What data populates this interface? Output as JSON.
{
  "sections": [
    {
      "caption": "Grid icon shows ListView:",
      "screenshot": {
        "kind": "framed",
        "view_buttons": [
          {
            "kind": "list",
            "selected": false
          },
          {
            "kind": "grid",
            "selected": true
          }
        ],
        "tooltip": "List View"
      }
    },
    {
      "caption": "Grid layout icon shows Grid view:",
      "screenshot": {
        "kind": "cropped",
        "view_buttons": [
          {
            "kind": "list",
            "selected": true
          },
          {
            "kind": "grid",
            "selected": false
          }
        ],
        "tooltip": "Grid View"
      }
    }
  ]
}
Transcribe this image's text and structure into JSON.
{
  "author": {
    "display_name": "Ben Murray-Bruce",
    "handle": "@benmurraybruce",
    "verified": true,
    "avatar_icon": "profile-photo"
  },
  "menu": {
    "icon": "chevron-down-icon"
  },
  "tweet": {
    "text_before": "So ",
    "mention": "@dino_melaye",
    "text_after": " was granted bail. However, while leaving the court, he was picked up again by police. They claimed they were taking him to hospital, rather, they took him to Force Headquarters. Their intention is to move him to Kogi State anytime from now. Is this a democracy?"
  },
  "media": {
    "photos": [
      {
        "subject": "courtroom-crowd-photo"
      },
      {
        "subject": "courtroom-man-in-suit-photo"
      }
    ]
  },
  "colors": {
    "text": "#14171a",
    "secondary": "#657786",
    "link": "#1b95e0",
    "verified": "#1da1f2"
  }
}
---
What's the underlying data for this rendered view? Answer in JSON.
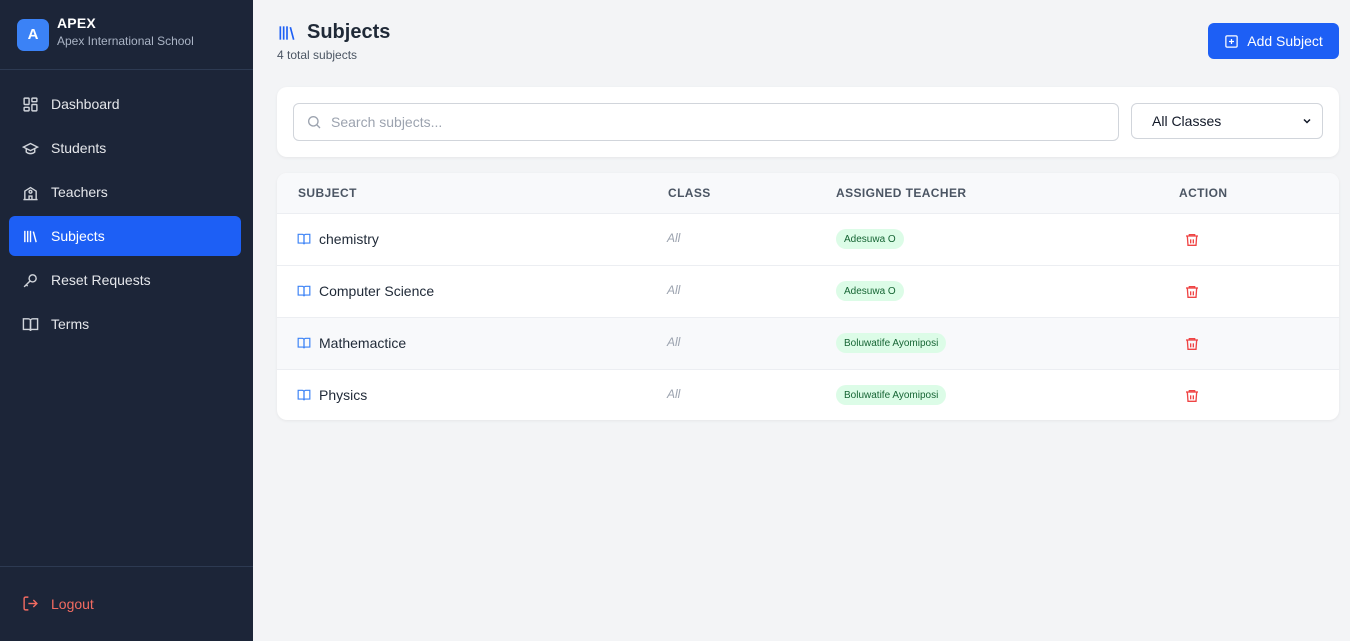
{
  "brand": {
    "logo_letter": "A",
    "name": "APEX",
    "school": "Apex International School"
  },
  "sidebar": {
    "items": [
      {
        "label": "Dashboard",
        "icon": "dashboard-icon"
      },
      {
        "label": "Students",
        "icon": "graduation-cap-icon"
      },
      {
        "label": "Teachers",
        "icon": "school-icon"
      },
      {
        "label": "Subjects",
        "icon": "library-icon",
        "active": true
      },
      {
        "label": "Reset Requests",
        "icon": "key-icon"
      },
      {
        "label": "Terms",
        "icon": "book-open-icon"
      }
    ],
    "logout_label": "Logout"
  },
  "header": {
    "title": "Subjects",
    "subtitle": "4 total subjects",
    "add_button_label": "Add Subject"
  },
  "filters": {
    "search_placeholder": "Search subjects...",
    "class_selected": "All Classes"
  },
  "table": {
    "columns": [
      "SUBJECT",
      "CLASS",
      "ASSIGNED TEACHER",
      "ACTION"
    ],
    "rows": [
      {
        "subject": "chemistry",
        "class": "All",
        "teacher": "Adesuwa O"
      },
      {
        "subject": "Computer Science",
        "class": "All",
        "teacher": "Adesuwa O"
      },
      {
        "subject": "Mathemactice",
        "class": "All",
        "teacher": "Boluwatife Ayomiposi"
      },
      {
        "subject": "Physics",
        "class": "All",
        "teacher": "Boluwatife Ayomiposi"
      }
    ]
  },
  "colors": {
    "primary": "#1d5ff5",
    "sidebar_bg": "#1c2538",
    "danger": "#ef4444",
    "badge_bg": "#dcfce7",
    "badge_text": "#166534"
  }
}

Written task »
Search the lines for the string "What" and copy every line that has it.

Result »
What data populates this interface? Output as JSON.
What's the underlying data for this rendered view? Answer in JSON.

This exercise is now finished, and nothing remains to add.